AIM OF THE TASK: Select and reproduce each line of the listing below that bears the string "Federado".

INPUT FOR THIS TASK:

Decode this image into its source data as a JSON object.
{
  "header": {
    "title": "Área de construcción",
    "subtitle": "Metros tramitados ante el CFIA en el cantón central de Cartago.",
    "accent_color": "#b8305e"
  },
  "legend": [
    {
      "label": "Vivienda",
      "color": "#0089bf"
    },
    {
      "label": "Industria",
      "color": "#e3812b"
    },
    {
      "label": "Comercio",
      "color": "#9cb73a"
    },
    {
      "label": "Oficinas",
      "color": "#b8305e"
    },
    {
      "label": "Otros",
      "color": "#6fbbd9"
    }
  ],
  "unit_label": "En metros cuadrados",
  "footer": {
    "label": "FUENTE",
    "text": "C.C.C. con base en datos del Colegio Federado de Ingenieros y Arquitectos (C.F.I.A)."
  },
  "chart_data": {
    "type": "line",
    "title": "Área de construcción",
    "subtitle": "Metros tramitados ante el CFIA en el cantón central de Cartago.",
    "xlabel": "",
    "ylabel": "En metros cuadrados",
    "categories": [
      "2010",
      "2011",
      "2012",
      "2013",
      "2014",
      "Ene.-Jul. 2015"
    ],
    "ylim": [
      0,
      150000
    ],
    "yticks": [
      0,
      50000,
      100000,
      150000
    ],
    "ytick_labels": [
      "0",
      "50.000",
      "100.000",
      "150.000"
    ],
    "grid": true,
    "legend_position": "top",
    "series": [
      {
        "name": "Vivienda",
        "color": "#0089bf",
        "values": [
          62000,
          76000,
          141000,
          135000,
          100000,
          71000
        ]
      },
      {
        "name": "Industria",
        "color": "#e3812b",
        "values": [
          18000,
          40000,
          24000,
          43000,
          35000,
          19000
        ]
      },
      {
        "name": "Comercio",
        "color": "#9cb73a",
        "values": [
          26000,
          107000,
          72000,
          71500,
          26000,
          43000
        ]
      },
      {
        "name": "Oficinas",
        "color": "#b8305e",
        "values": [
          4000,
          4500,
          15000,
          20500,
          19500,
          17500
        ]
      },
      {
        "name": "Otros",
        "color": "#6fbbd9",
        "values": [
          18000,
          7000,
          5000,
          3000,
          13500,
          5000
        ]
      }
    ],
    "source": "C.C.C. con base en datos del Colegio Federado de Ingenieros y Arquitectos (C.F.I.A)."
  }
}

WRITTEN ANSWER:
    "text": "C.C.C. con base en datos del Colegio Federado de Ingenieros y Arquitectos (C.F.I.A)."
    "source": "C.C.C. con base en datos del Colegio Federado de Ingenieros y Arquitectos (C.F.I.A)."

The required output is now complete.